Here are some records; quote them exactly, leaving out the pictures.

** Start Input **

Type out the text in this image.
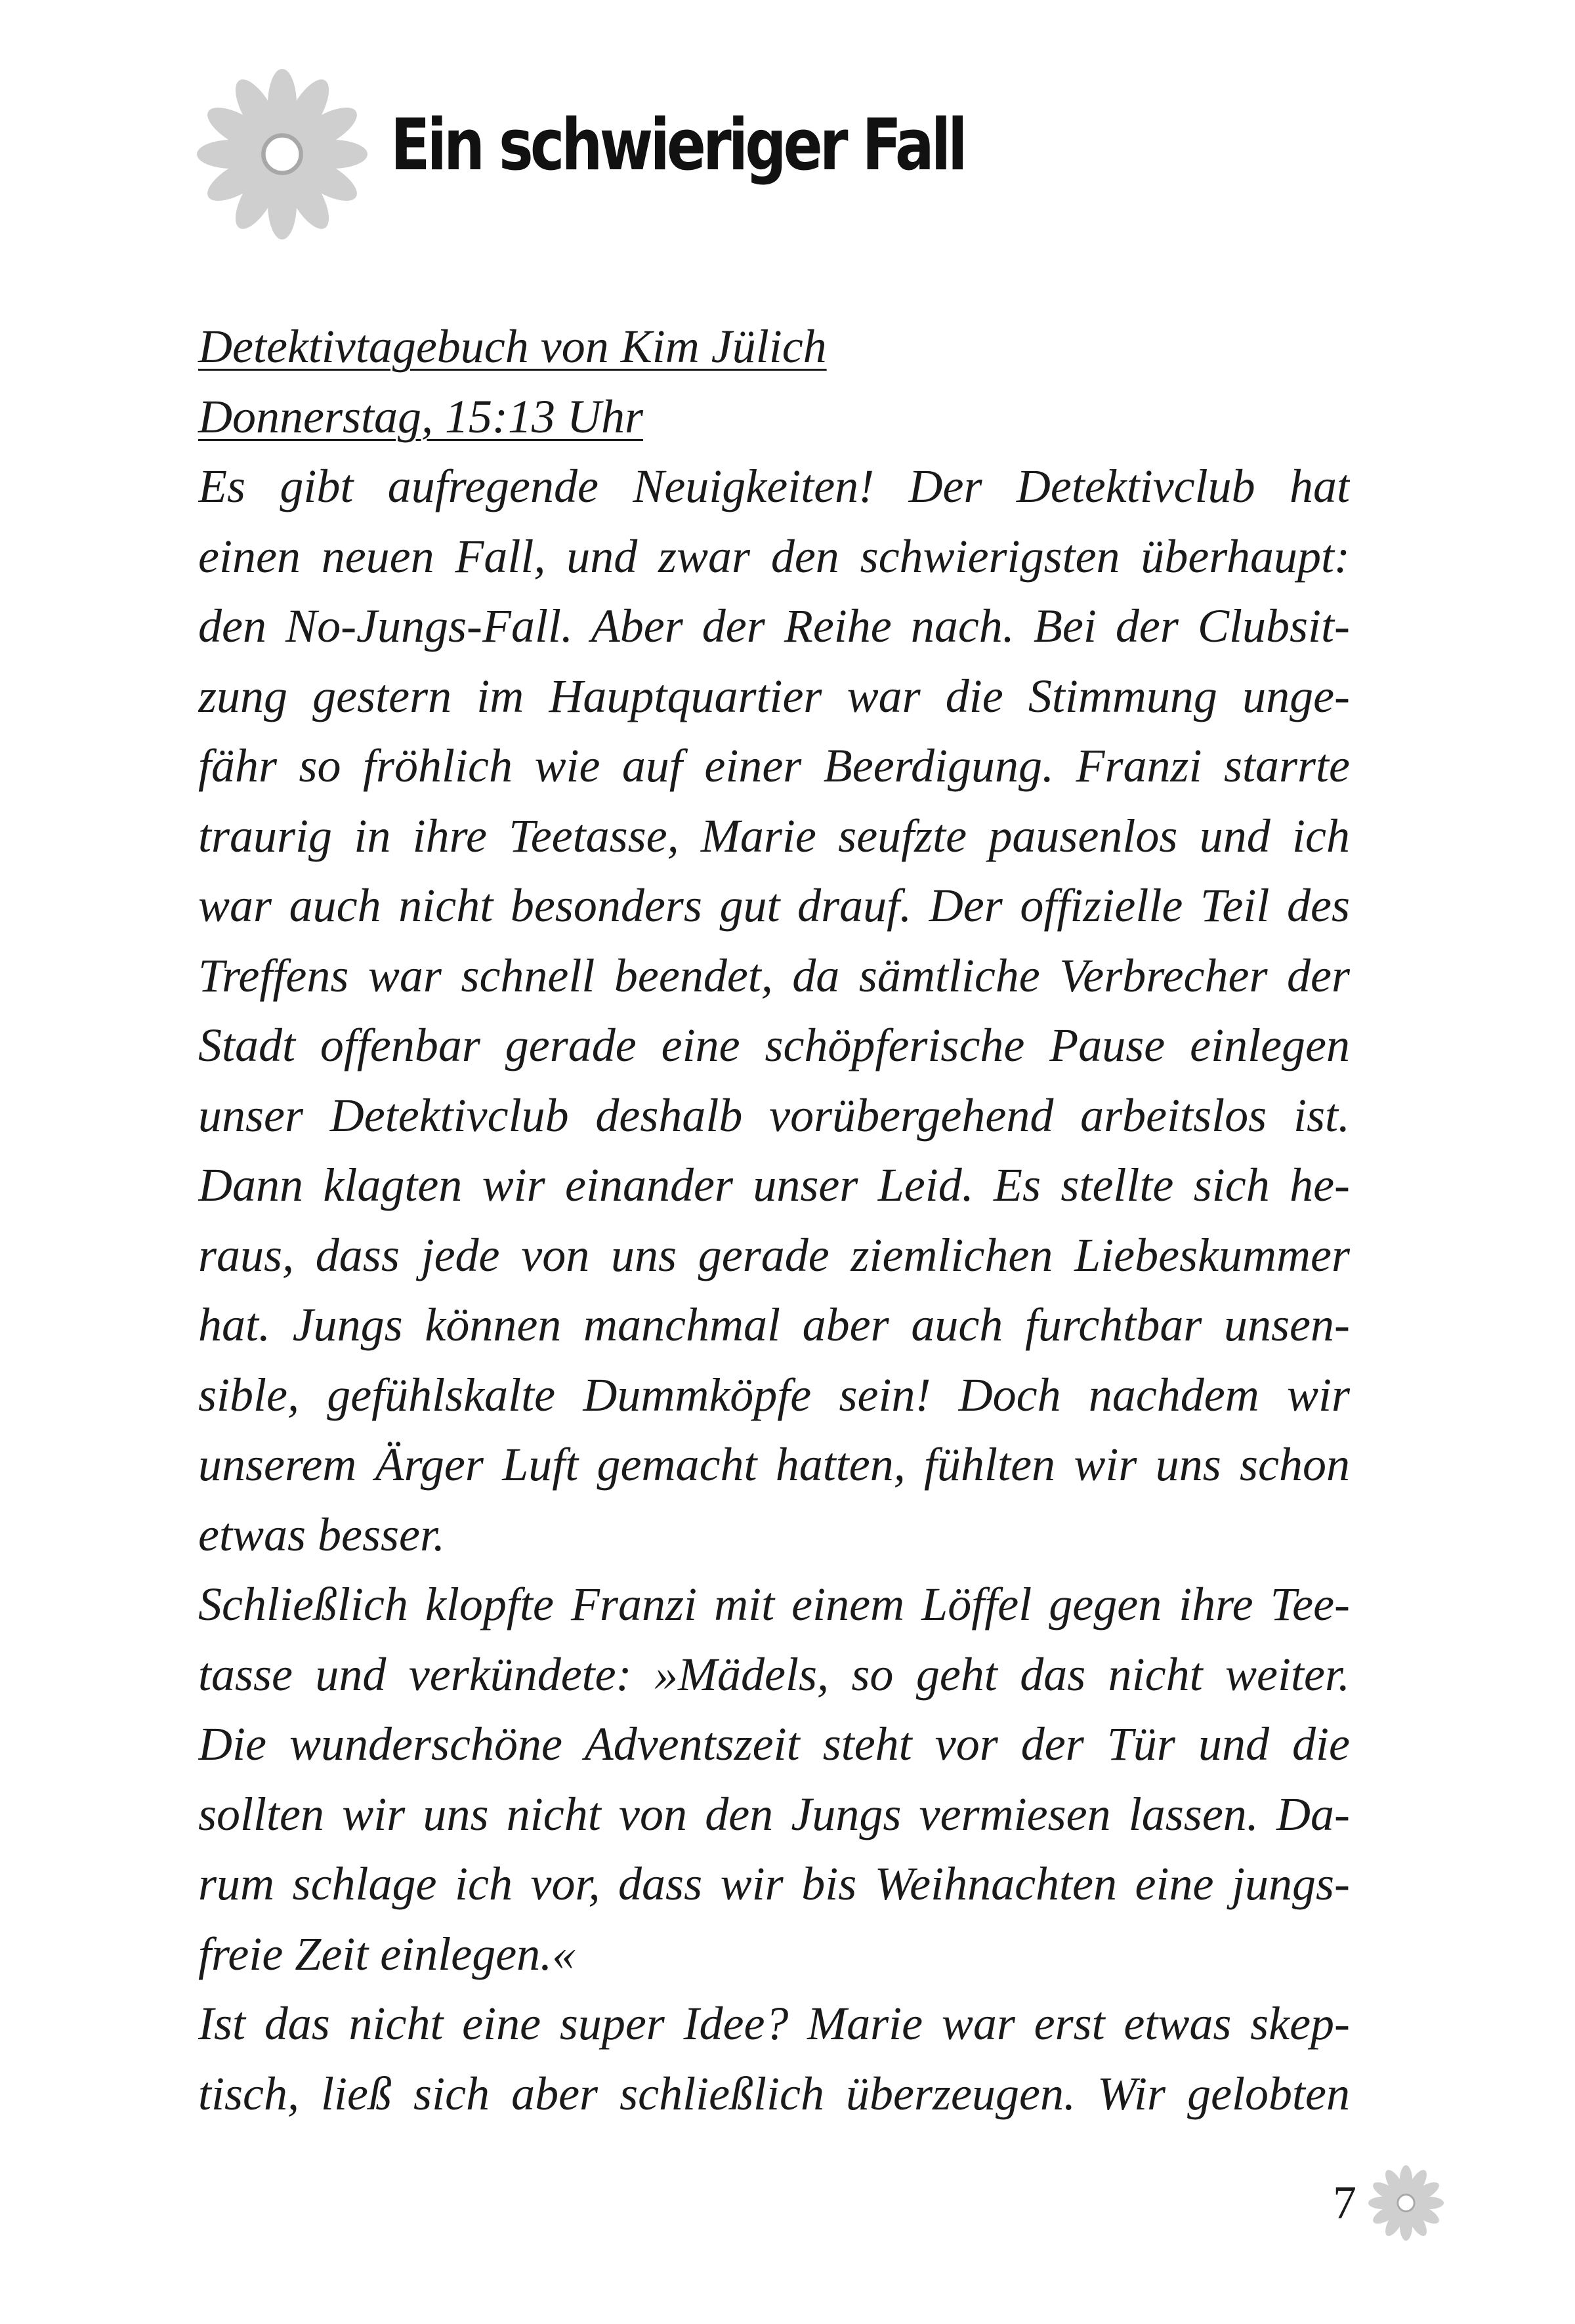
Ein schwieriger Fall
Detektivtagebuch von Kim Jülich
Donnerstag, 15:13 Uhr
Es gibt aufregende Neuigkeiten! Der Detektivclub hat
einen neuen Fall, und zwar den schwierigsten überhaupt:
den No-Jungs-Fall. Aber der Reihe nach. Bei der Clubsit-
zung gestern im Hauptquartier war die Stimmung unge-
fähr so fröhlich wie auf einer Beerdigung. Franzi starrte
traurig in ihre Teetasse, Marie seufzte pausenlos und ich
war auch nicht besonders gut drauf. Der offizielle Teil des
Treffens war schnell beendet, da sämtliche Verbrecher der
Stadt offenbar gerade eine schöpferische Pause einlegen
unser Detektivclub deshalb vorübergehend arbeitslos ist.
Dann klagten wir einander unser Leid. Es stellte sich he-
raus, dass jede von uns gerade ziemlichen Liebeskummer
hat. Jungs können manchmal aber auch furchtbar unsen-
sible, gefühlskalte Dummköpfe sein! Doch nachdem wir
unserem Ärger Luft gemacht hatten, fühlten wir uns schon
etwas besser.
Schließlich klopfte Franzi mit einem Löffel gegen ihre Tee-
tasse und verkündete: »Mädels, so geht das nicht weiter.
Die wunderschöne Adventszeit steht vor der Tür und die
sollten wir uns nicht von den Jungs vermiesen lassen. Da-
rum schlage ich vor, dass wir bis Weihnachten eine jungs-
freie Zeit einlegen.«
Ist das nicht eine super Idee? Marie war erst etwas skep-
tisch, ließ sich aber schließlich überzeugen. Wir gelobten
7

** End Input **

Exercise solution:
Type out the text in this image.
Ein schwieriger Fall
Detektivtagebuch von Kim Jülich
Donnerstag, 15:13 Uhr
Es gibt aufregende Neuigkeiten! Der Detektivclub hat
einen neuen Fall, und zwar den schwierigsten überhaupt:
den No-Jungs-Fall. Aber der Reihe nach. Bei der Clubsit-
zung gestern im Hauptquartier war die Stimmung unge-
fähr so fröhlich wie auf einer Beerdigung. Franzi starrte
traurig in ihre Teetasse, Marie seufzte pausenlos und ich
war auch nicht besonders gut drauf. Der offizielle Teil des
Treffens war schnell beendet, da sämtliche Verbrecher der
Stadt offenbar gerade eine schöpferische Pause einlegen
unser Detektivclub deshalb vorübergehend arbeitslos ist.
Dann klagten wir einander unser Leid. Es stellte sich he-
raus, dass jede von uns gerade ziemlichen Liebeskummer
hat. Jungs können manchmal aber auch furchtbar unsen-
sible, gefühlskalte Dummköpfe sein! Doch nachdem wir
unserem Ärger Luft gemacht hatten, fühlten wir uns schon
etwas besser.
Schließlich klopfte Franzi mit einem Löffel gegen ihre Tee-
tasse und verkündete: »Mädels, so geht das nicht weiter.
Die wunderschöne Adventszeit steht vor der Tür und die
sollten wir uns nicht von den Jungs vermiesen lassen. Da-
rum schlage ich vor, dass wir bis Weihnachten eine jungs-
freie Zeit einlegen.«
Ist das nicht eine super Idee? Marie war erst etwas skep-
tisch, ließ sich aber schließlich überzeugen. Wir gelobten
7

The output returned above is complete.